----- Records supplied

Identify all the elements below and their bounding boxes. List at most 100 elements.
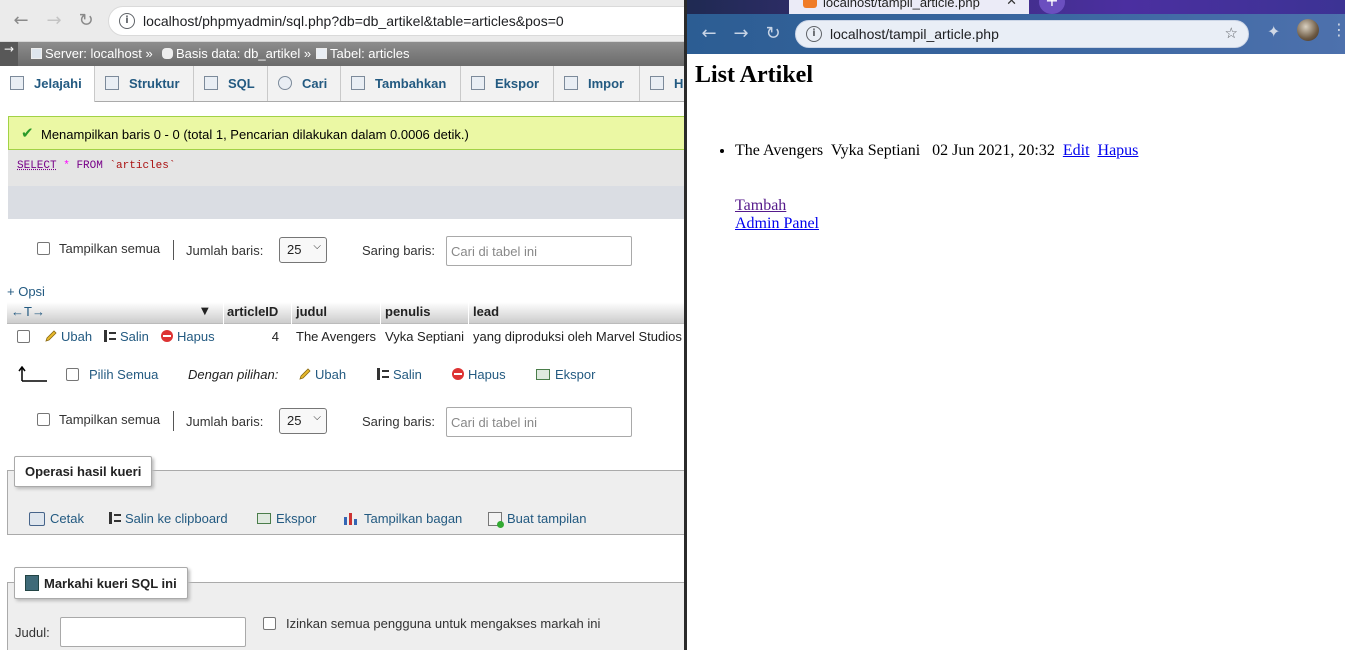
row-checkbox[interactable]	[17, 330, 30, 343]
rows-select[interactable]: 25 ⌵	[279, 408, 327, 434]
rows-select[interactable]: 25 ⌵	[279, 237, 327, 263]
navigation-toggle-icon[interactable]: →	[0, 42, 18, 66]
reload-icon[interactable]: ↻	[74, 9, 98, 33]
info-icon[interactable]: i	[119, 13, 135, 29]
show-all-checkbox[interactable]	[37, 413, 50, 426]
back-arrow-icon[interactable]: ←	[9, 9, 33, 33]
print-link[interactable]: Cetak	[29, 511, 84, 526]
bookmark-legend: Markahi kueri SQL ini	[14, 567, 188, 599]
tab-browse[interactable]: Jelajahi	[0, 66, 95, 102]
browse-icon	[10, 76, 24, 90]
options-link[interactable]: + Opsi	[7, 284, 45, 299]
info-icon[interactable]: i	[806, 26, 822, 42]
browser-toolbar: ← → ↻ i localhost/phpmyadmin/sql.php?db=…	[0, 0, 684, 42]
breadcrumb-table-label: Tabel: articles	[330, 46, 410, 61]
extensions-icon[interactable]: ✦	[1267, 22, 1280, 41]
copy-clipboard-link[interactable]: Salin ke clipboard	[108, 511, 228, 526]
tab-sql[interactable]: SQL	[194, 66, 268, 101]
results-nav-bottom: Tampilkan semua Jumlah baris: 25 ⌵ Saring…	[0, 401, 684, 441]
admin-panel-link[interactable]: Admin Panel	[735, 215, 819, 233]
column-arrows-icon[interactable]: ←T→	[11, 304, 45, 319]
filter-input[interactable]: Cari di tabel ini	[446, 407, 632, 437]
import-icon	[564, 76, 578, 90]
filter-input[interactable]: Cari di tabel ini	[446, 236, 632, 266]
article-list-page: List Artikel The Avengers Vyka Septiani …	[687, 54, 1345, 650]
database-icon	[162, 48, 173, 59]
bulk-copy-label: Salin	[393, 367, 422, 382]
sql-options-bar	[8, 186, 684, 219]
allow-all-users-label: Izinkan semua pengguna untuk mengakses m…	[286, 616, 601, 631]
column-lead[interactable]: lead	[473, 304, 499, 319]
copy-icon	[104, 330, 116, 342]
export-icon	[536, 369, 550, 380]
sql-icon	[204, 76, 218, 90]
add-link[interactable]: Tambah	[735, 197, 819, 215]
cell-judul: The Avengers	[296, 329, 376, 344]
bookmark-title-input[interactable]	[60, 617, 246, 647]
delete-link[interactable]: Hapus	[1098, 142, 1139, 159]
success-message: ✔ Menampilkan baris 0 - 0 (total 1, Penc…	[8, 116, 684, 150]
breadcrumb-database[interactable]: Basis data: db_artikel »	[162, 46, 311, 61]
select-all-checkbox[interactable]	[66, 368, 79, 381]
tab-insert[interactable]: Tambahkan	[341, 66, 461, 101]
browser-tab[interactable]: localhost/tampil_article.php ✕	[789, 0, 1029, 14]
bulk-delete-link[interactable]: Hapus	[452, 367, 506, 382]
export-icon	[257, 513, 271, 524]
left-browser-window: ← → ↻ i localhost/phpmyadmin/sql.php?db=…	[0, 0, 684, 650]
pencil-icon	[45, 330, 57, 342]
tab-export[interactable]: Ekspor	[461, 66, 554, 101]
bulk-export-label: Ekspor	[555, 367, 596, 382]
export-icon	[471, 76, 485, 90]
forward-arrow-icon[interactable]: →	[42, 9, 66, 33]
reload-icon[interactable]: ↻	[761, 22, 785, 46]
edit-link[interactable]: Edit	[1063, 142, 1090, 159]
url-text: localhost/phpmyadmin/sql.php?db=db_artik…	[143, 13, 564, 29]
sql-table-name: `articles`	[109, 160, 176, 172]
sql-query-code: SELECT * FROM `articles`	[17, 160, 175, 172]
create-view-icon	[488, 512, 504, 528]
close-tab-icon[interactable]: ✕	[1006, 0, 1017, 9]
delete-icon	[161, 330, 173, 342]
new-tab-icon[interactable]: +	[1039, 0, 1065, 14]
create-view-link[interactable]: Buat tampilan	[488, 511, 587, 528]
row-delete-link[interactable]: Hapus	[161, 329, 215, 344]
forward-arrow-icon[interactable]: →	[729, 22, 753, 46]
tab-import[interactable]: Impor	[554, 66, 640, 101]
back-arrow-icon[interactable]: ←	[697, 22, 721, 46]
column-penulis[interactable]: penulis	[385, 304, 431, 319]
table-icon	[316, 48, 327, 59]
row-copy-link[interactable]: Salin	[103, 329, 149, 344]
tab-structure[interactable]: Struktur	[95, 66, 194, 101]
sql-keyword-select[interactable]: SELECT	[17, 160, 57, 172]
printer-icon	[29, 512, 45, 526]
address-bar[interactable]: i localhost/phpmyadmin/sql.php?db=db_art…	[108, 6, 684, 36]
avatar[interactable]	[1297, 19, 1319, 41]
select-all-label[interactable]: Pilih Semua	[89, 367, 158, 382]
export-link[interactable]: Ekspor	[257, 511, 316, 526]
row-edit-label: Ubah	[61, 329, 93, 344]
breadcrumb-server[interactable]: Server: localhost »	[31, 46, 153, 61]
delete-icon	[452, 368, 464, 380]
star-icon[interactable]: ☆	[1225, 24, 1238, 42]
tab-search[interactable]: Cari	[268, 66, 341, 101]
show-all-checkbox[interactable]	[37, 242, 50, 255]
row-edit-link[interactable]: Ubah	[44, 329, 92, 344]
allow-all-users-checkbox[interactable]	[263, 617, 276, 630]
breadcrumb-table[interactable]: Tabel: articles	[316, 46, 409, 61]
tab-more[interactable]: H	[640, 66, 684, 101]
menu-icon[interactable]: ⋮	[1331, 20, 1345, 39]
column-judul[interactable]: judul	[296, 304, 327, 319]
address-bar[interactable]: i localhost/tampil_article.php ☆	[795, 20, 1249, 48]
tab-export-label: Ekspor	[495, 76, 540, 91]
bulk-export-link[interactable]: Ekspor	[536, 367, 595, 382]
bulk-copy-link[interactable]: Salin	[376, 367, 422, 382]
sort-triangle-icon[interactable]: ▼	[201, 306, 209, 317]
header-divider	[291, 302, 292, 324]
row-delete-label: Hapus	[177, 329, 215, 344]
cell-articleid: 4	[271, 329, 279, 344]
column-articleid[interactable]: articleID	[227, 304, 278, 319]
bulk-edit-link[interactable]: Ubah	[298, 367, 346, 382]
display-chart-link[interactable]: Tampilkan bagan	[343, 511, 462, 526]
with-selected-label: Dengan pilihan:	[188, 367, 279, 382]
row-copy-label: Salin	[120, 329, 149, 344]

----------
----- Records supplied

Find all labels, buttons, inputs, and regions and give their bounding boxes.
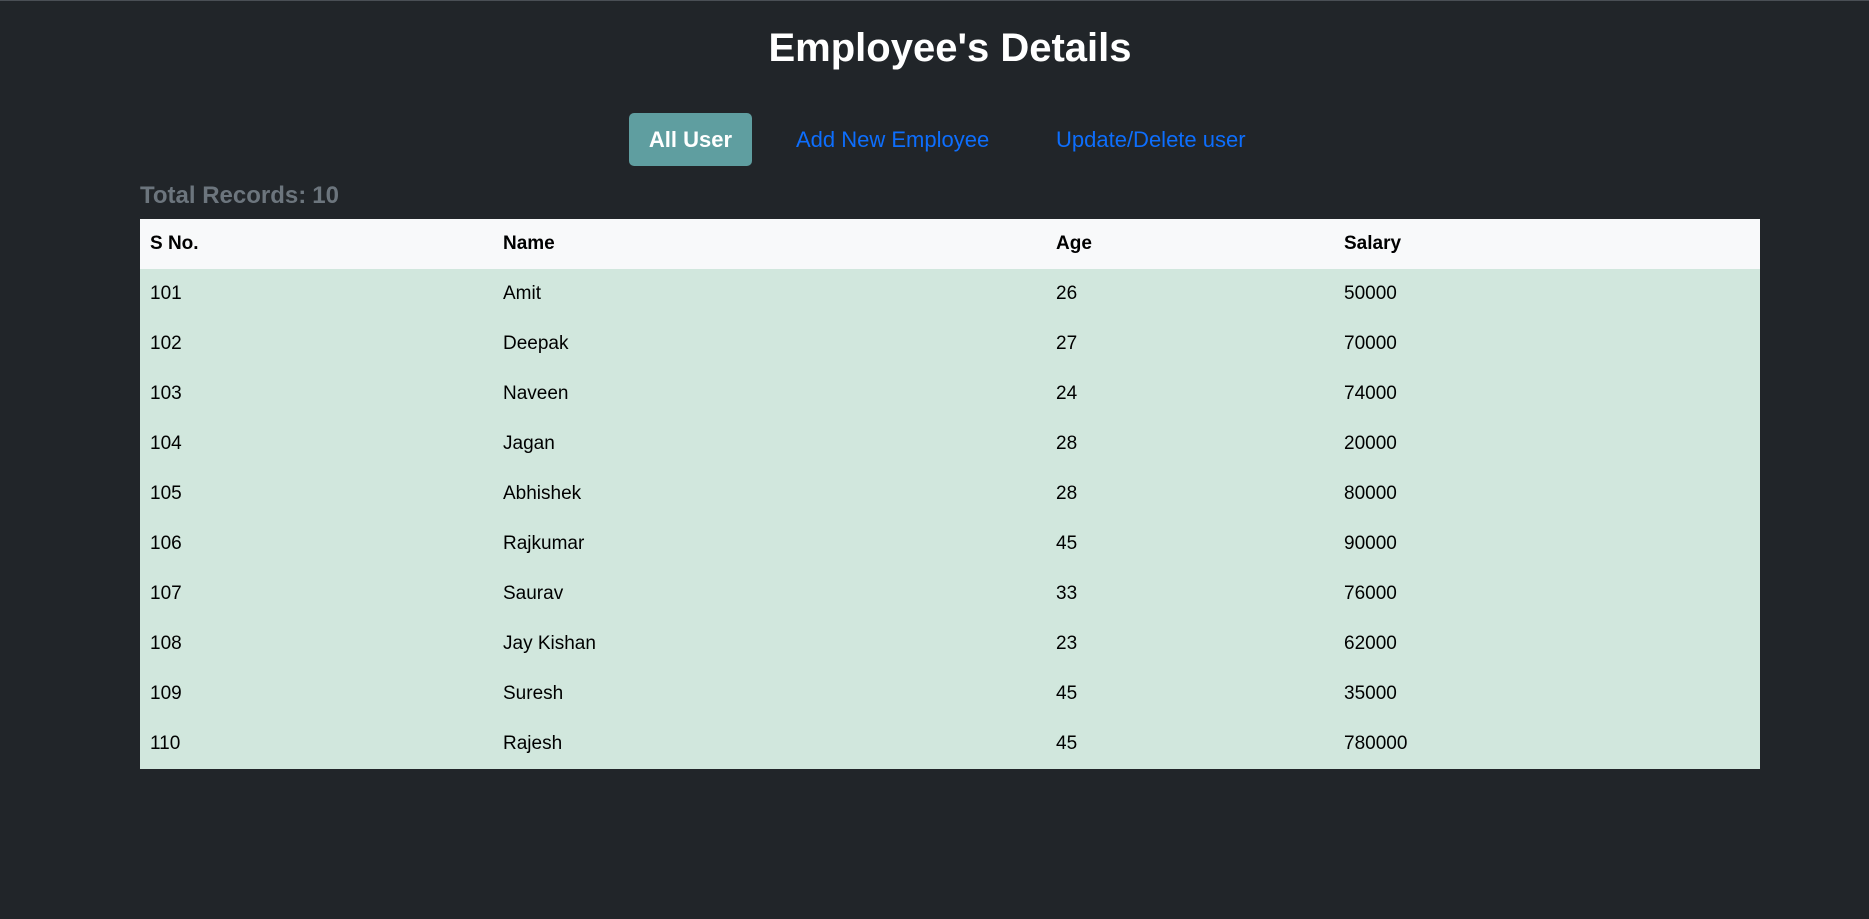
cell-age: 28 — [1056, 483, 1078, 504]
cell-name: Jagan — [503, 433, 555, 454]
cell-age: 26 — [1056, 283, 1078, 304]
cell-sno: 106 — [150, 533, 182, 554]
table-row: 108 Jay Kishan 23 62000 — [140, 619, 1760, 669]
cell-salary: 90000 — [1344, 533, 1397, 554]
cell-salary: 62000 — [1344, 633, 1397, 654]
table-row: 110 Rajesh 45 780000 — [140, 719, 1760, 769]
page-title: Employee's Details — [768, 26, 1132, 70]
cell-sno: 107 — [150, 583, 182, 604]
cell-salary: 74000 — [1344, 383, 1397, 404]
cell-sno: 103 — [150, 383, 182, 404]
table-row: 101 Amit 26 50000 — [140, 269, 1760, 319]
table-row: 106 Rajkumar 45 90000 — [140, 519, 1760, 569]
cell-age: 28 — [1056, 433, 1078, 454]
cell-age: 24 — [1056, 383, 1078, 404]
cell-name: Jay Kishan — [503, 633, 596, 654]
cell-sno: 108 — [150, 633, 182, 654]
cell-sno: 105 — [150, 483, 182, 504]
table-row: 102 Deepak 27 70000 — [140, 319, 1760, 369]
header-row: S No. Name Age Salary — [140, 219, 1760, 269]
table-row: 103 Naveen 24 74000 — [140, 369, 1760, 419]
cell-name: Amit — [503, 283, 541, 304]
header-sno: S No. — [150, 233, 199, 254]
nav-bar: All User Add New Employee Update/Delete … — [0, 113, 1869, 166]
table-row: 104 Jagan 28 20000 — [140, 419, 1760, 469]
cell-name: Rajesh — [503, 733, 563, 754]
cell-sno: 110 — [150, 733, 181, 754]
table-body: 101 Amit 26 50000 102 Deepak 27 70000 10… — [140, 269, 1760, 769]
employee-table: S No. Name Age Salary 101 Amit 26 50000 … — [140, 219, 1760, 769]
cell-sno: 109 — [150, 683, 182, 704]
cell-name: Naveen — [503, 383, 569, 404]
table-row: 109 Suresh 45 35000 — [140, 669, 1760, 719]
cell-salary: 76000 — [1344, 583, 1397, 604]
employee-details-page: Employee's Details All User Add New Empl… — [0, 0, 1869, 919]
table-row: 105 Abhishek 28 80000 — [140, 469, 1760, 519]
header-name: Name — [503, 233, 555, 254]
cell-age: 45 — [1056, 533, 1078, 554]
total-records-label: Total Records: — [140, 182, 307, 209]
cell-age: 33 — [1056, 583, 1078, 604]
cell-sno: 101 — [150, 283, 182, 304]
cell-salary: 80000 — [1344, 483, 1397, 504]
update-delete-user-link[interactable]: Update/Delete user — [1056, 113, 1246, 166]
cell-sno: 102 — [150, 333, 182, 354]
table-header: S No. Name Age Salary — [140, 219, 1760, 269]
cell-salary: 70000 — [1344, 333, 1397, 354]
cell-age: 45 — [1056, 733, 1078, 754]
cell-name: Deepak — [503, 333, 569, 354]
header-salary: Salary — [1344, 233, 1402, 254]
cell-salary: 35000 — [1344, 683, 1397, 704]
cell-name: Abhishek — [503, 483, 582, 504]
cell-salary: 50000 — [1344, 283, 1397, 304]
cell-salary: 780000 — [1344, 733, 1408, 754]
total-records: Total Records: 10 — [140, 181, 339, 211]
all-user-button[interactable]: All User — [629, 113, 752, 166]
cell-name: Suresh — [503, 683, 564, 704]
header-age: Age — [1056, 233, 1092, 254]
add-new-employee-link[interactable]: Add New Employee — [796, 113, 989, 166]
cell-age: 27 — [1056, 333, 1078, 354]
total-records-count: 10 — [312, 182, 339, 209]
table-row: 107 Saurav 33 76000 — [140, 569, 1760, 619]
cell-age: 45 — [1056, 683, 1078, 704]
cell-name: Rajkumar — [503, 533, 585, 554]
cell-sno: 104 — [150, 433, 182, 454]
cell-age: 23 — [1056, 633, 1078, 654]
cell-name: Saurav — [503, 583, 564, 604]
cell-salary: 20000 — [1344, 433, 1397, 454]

----------
----- Records supplied

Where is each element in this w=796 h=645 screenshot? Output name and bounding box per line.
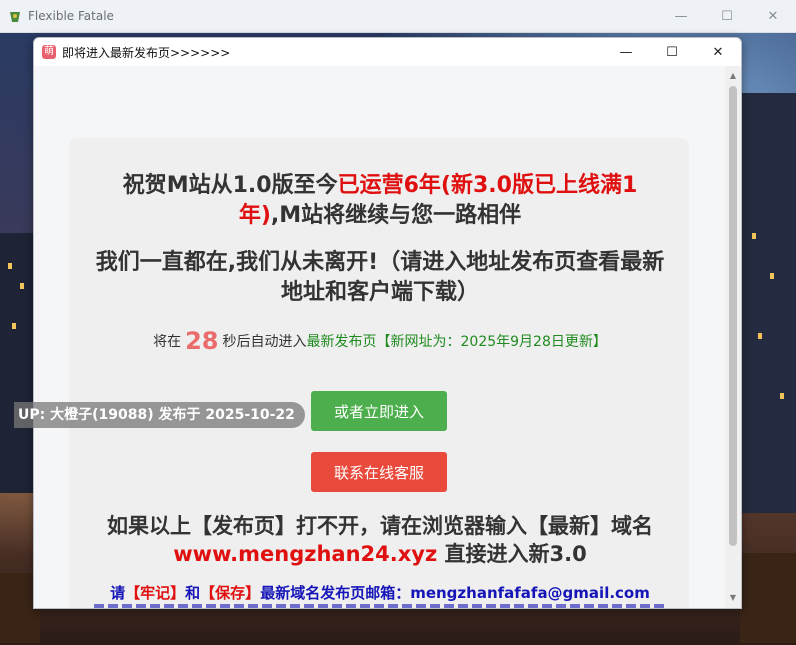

----------

Quote the lines from the one with "Identify all the" to the one with "237, 327, 263]", both included, leaving out the picture.

» Exercise result:
Identify all the elements below and their bounding boxes. List at most 100 elements.
row-checkbox[interactable]	[17, 330, 30, 343]
rows-select[interactable]: 25 ⌵	[279, 408, 327, 434]
rows-select[interactable]: 25 ⌵	[279, 237, 327, 263]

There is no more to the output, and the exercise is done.